* BEGIN Material for this exercise *

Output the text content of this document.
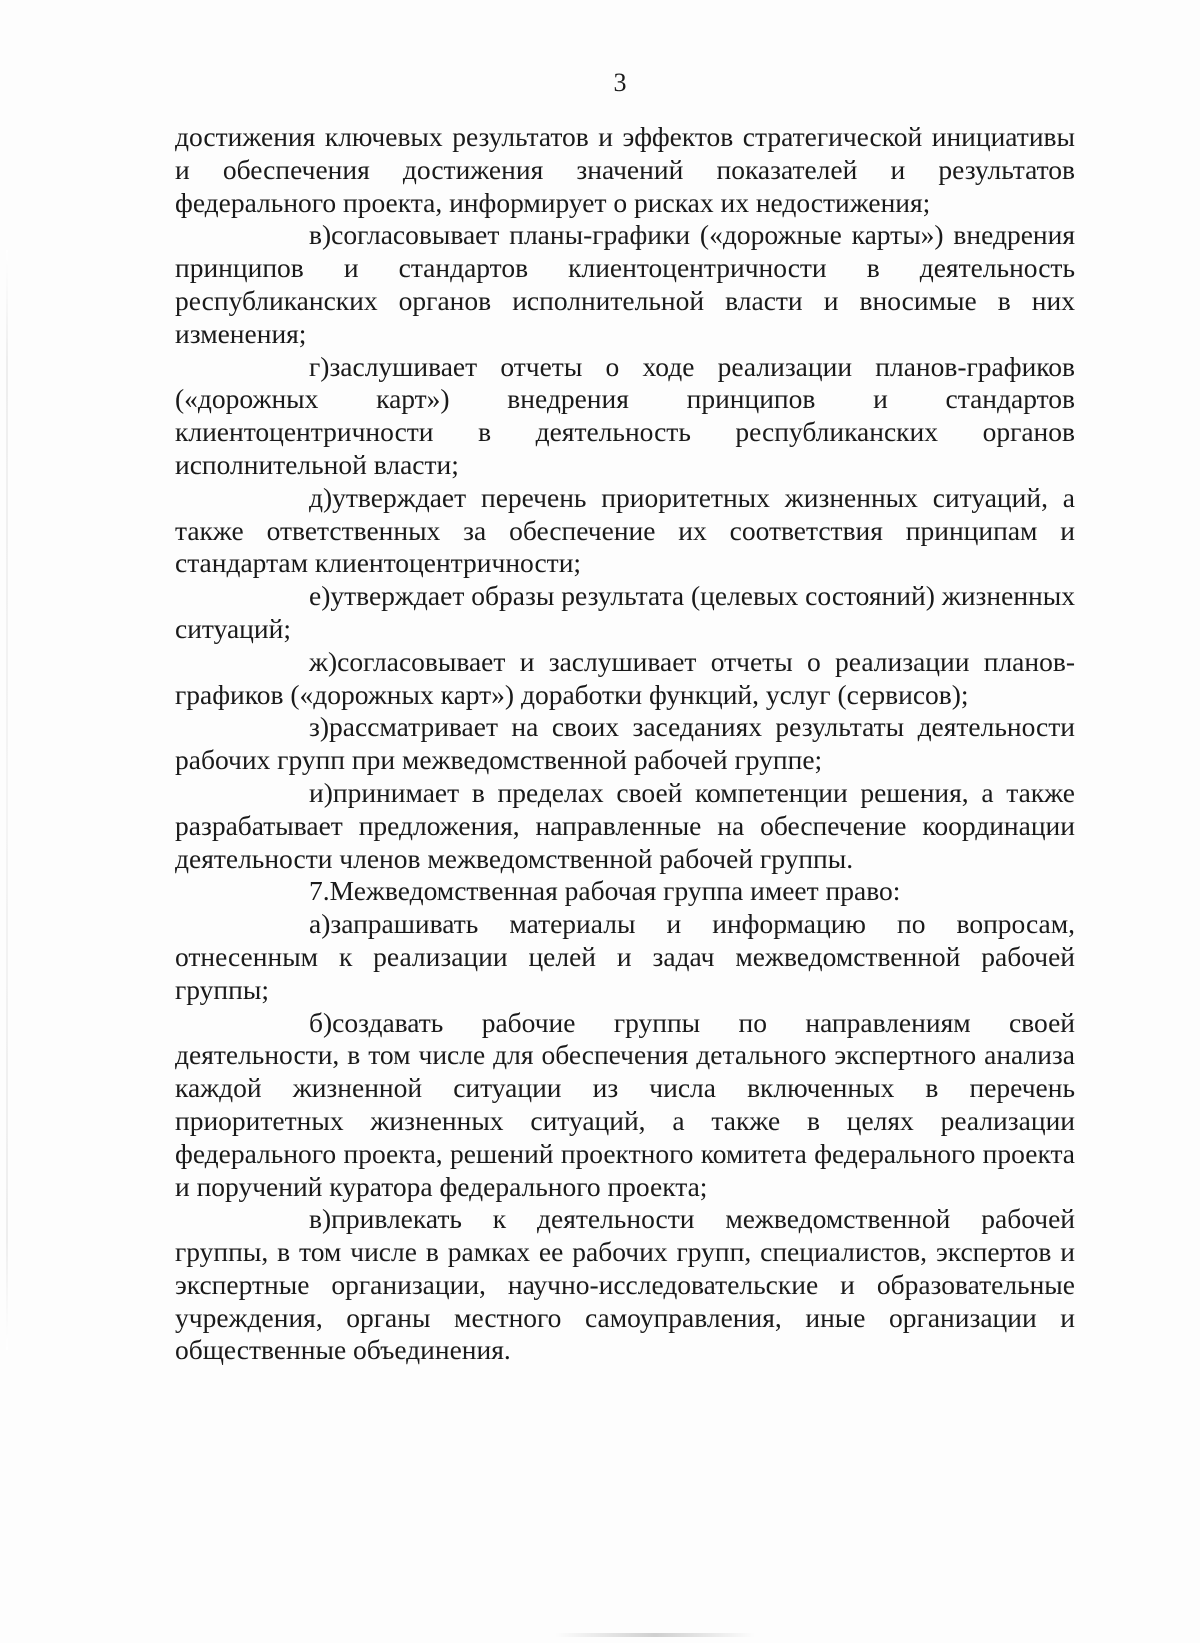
3

достижения ключевых результатов и эффектов стратегической инициативы и обеспечения достижения значений показателей и результатов федерального проекта, информирует о рисках их недостижения;

в)согласовывает планы-графики («дорожные карты») внедрения принципов и стандартов клиентоцентричности в деятельность республиканских органов исполнительной власти и вносимые в них изменения;

г)заслушивает отчеты о ходе реализации планов-графиков («дорожных карт») внедрения принципов и стандартов клиентоцентричности в деятельность республиканских органов исполнительной власти;

д)утверждает перечень приоритетных жизненных ситуаций, а также ответственных за обеспечение их соответствия принципам и стандартам клиентоцентричности;

е)утверждает образы результата (целевых состояний) жизненных ситуаций;

ж)согласовывает и заслушивает отчеты о реализации планов-графиков («дорожных карт») доработки функций, услуг (сервисов);

з)рассматривает на своих заседаниях результаты деятельности рабочих групп при межведомственной рабочей группе;

и)принимает в пределах своей компетенции решения, а также разрабатывает предложения, направленные на обеспечение координации деятельности членов межведомственной рабочей группы.

7.Межведомственная рабочая группа имеет право:

а)запрашивать материалы и информацию по вопросам, отнесенным к реализации целей и задач межведомственной рабочей группы;

б)создавать рабочие группы по направлениям своей деятельности, в том числе для обеспечения детального экспертного анализа каждой жизненной ситуации из числа включенных в перечень приоритетных жизненных ситуаций, а также в целях реализации федерального проекта, решений проектного комитета федерального проекта и поручений куратора федерального проекта;

в)привлекать к деятельности межведомственной рабочей группы, в том числе в рамках ее рабочих групп, специалистов, экспертов и экспертные организации, научно-исследовательские и образовательные учреждения, органы местного самоуправления, иные организации и общественные объединения.
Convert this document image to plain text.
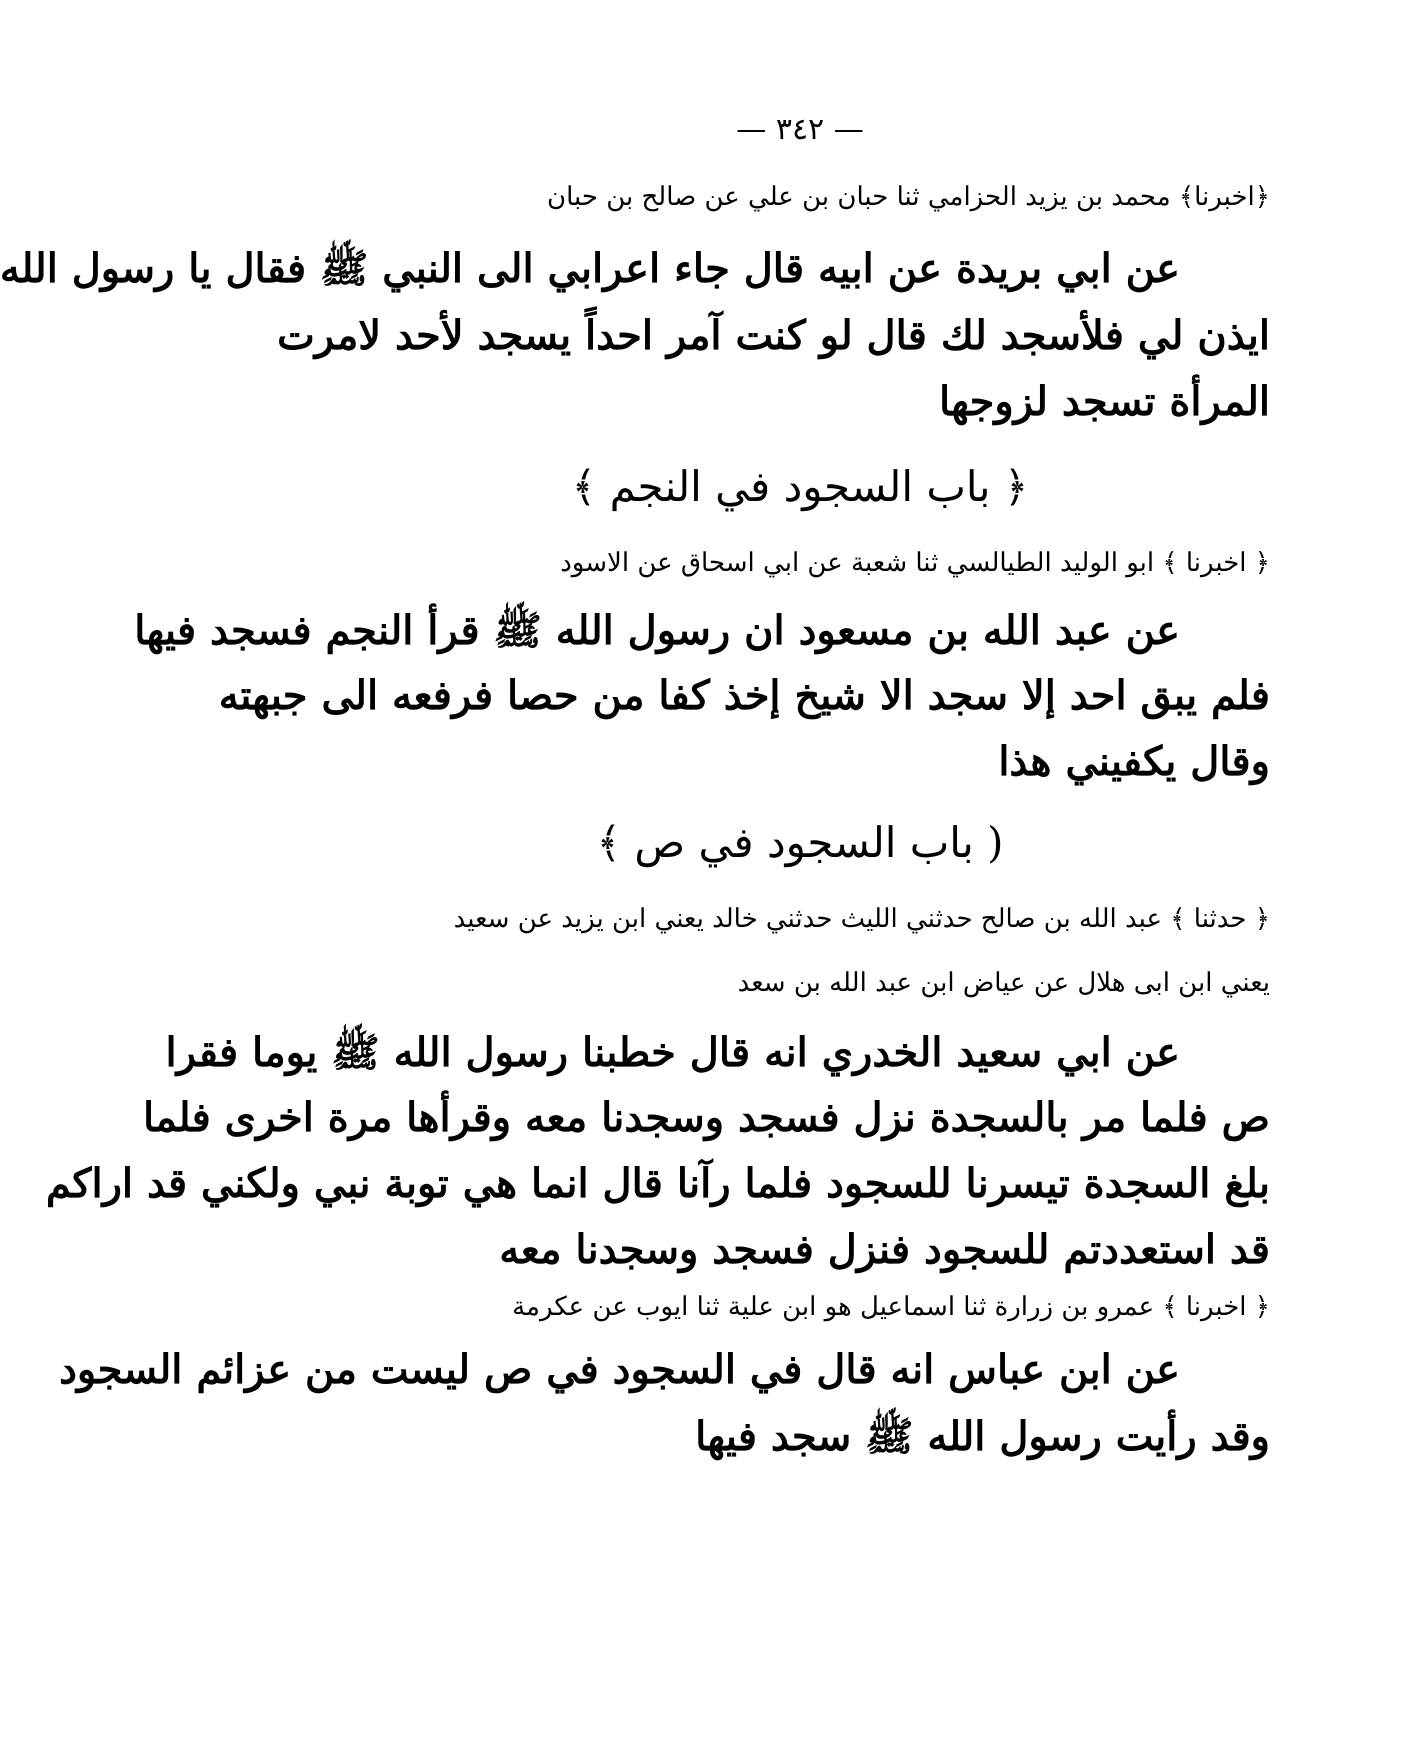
— ٣٤٢ —
﴿اخبرنا﴾ محمد بن يزيد الحزامي ثنا حبان بن علي عن صالح بن حبان
عن ابي بريدة عن ابيه قال جاء اعرابي الى النبي ﷺ فقال يا رسول الله
ايذن لي فلأسجد لك قال لو كنت آمر احداً يسجد لأحد لامرت
المرأة تسجد لزوجها
﴿ باب السجود في النجم ﴾
﴿ اخبرنا ﴾ ابو الوليد الطيالسي ثنا شعبة عن ابي اسحاق عن الاسود
عن عبد الله بن مسعود ان رسول الله ﷺ قرأ النجم فسجد فيها
فلم يبق احد إلا سجد الا شيخ إخذ كفا من حصا فرفعه الى جبهته
وقال يكفيني هذا
( باب السجود في ص ﴾
﴿ حدثنا ﴾ عبد الله بن صالح حدثني الليث حدثني خالد يعني ابن يزيد عن سعيد
يعني ابن ابى هلال عن عياض ابن عبد الله بن سعد
عن ابي سعيد الخدري انه قال خطبنا رسول الله ﷺ يوما فقرا
ص فلما مر بالسجدة نزل فسجد وسجدنا معه وقرأها مرة اخرى فلما
بلغ السجدة تيسرنا للسجود فلما رآنا قال انما هي توبة نبي ولكني قد اراكم
قد استعددتم للسجود فنزل فسجد وسجدنا معه
﴿ اخبرنا ﴾ عمرو بن زرارة ثنا اسماعيل هو ابن علية ثنا ايوب عن عكرمة
عن ابن عباس انه قال في السجود في ص ليست من عزائم السجود
وقد رأيت رسول الله ﷺ سجد فيها
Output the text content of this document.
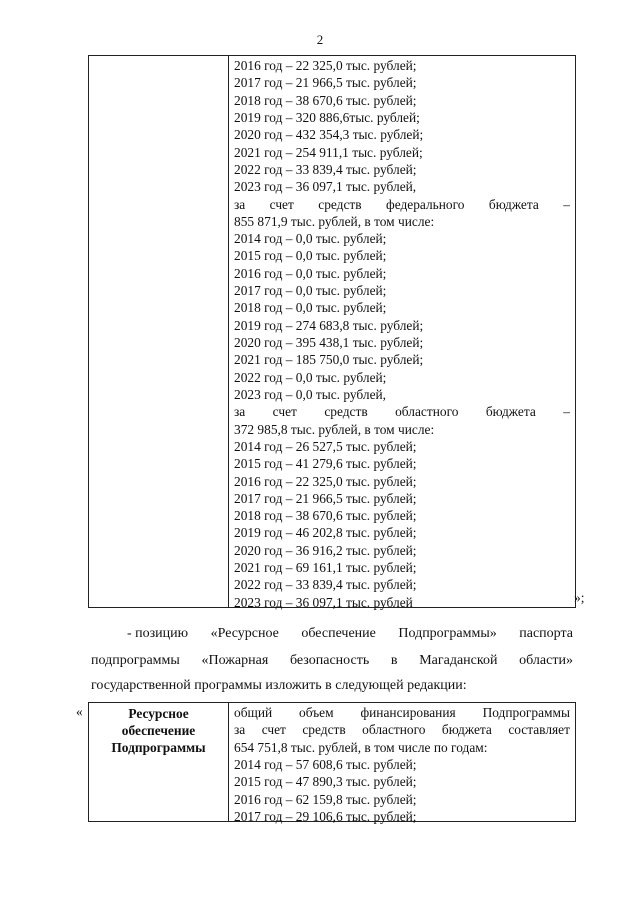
2
2016 год – 22 325,0 тыс. рублей;
2017 год – 21 966,5 тыс. рублей;
2018 год – 38 670,6 тыс. рублей;
2019 год – 320 886,6тыс. рублей;
2020 год – 432 354,3 тыс. рублей;
2021 год – 254 911,1 тыс. рублей;
2022 год – 33 839,4 тыс. рублей;
2023 год – 36 097,1 тыс. рублей,
за счет средств федерального бюджета –
855 871,9 тыс. рублей, в том числе:
2014 год – 0,0 тыс. рублей;
2015 год – 0,0 тыс. рублей;
2016 год – 0,0 тыс. рублей;
2017 год – 0,0 тыс. рублей;
2018 год – 0,0 тыс. рублей;
2019 год – 274 683,8 тыс. рублей;
2020 год – 395 438,1 тыс. рублей;
2021 год – 185 750,0 тыс. рублей;
2022 год – 0,0 тыс. рублей;
2023 год – 0,0 тыс. рублей,
за счет средств областного бюджета –
372 985,8 тыс. рублей, в том числе:
2014 год – 26 527,5 тыс. рублей;
2015 год – 41 279,6 тыс. рублей;
2016 год – 22 325,0 тыс. рублей;
2017 год – 21 966,5 тыс. рублей;
2018 год – 38 670,6 тыс. рублей;
2019 год – 46 202,8 тыс. рублей;
2020 год – 36 916,2 тыс. рублей;
2021 год – 69 161,1 тыс. рублей;
2022 год – 33 839,4 тыс. рублей;
2023 год – 36 097,1 тыс. рублей	»;
- позицию «Ресурсное обеспечение Подпрограммы» паспорта
подпрограммы «Пожарная безопасность в Магаданской области»
государственной программы изложить в следующей редакции:
«	Ресурсное
обеспечение
Подпрограммы
общий объем финансирования Подпрограммы
за счет средств областного бюджета составляет
654 751,8 тыс. рублей, в том числе по годам:
2014 год – 57 608,6 тыс. рублей;
2015 год – 47 890,3 тыс. рублей;
2016 год – 62 159,8 тыс. рублей;
2017 год – 29 106,6 тыс. рублей;
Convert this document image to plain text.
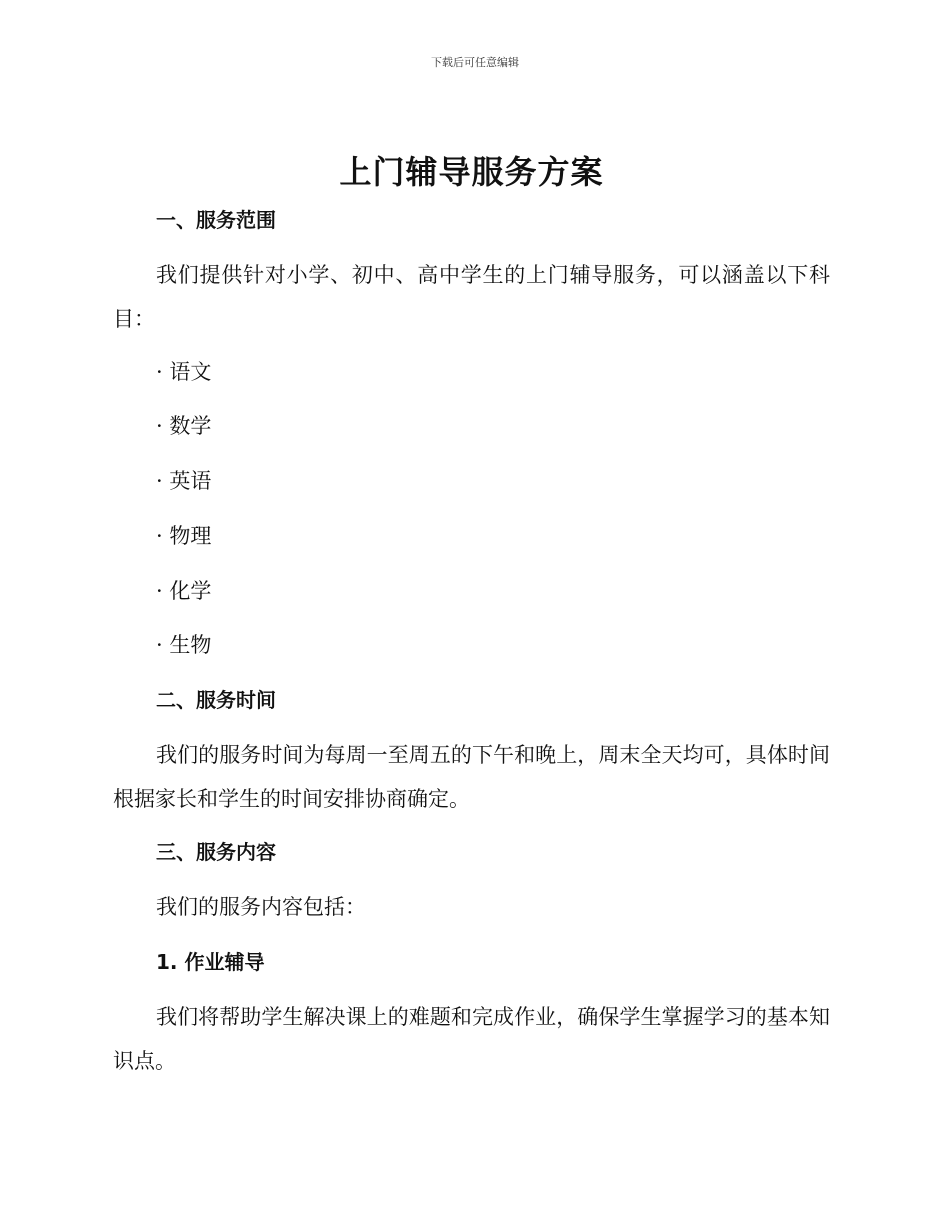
下载后可任意编辑
上门辅导服务方案
一、服务范围
我们提供针对小学、初中、高中学生的上门辅导服务，可以涵盖以下科目：
· 语文
· 数学
· 英语
· 物理
· 化学
· 生物
二、服务时间
我们的服务时间为每周一至周五的下午和晚上，周末全天均可，具体时间根据家长和学生的时间安排协商确定。
三、服务内容
我们的服务内容包括：
1. 作业辅导
我们将帮助学生解决课上的难题和完成作业，确保学生掌握学习的基本知识点。
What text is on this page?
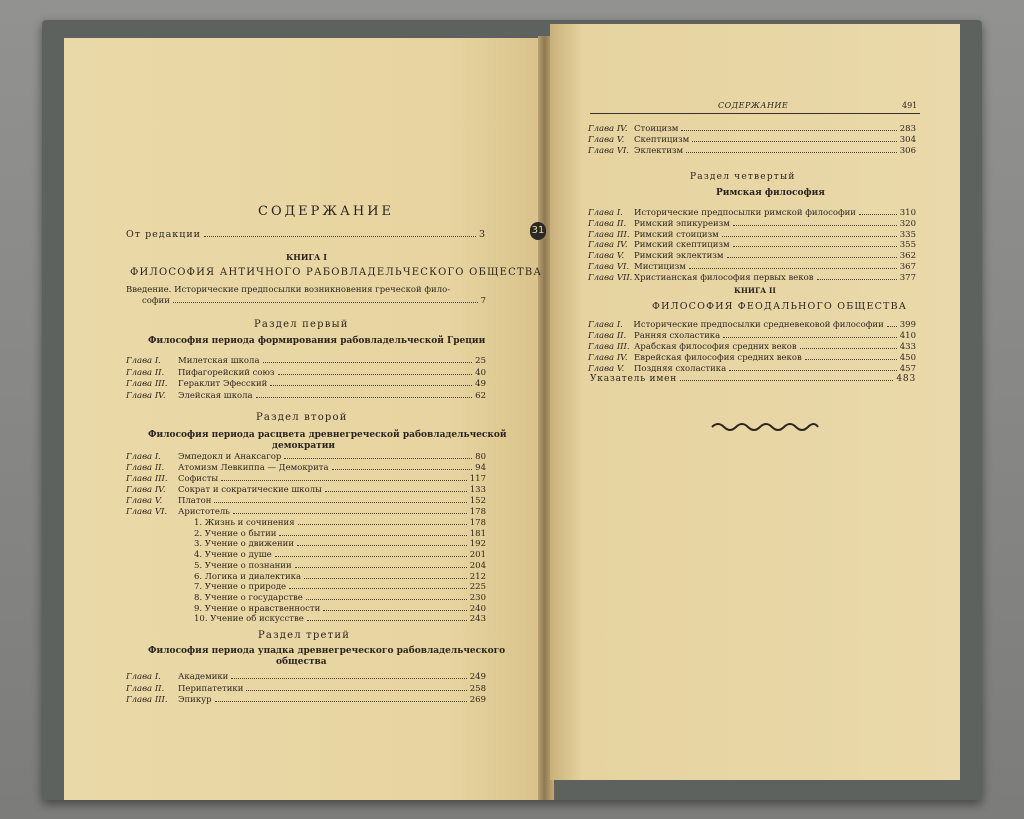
31
СОДЕРЖАНИЕ
От редакции	3
КНИГА I
ФИЛОСОФИЯ АНТИЧНОГО РАБОВЛАДЕЛЬЧЕСКОГО ОБЩЕСТВА
Введение. Исторические предпосылки возникновения греческой фило-
софии	7
Раздел первый
Философия периода формирования рабовладельческой Греции
Глава I.	Милетская школа	25
Глава II.	Пифагорейский союз	40
Глава III.	Гераклит Эфесский	49
Глава IV.	Элейская школа	62
Раздел второй
Философия периода расцвета древнегреческой рабовладельческой
демократии
Глава I.	Эмпедокл и Анаксагор	80
Глава II.	Атомизм Левкиппа — Демокрита	94
Глава III.	Софисты	117
Глава IV.	Сократ и сократические школы	133
Глава V.	Платон	152
Глава VI.	Аристотель	178
1. Жизнь и сочинения	178
2. Учение о бытии	181
3. Учение о движении	192
4. Учение о душе	201
5. Учение о познании	204
6. Логика и диалектика	212
7. Учение о природе	225
8. Учение о государстве	230
9. Учение о нравственности	240
10. Учение об искусстве	243
Раздел третий
Философия периода упадка древнегреческого рабовладельческого
общества
Глава I.	Академики	249
Глава II.	Перипатетики	258
Глава III.	Эпикур	269
СОДЕРЖАНИЕ	491
Глава IV. Стоицизм	283
Глава V.	Скептицизм	304
Глава VI. Эклектизм	306
Раздел четвертый
Римская философия
Глава I.	Исторические предпосылки римской философии	310
Глава II. Римский эпикуреизм	320
Глава III. Римский стоицизм	335
Глава IV. Римский скептицизм	355
Глава V.	Римский эклектизм	362
Глава VI. Мистицизм	367
Глава VII. Христианская философия первых веков	377
КНИГА II
ФИЛОСОФИЯ ФЕОДАЛЬНОГО ОБЩЕСТВА
Глава I.	Исторические предпосылки средневековой философии 399
Глава II. Ранняя схоластика	410
Глава III. Арабская философия средних веков	433
Глава IV. Еврейская философия средних веков	450
Глава V.	Поздняя схоластика	457
Указатель имен	483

* END Material for this exercise *

### What to do
Select every line of the records holding the string "проекта".

### The result
достижения ключевых результатов и эффектов стратегической инициативы и обеспечения достижения значений показателей и результатов федерального проекта, информирует о рисках их недостижения;
б)создавать рабочие группы по направлениям своей деятельности, в том числе для обеспечения детального экспертного анализа каждой жизненной ситуации из числа включенных в перечень приоритетных жизненных ситуаций, а также в целях реализации федерального проекта, решений проектного комитета федерального проекта и поручений куратора федерального проекта;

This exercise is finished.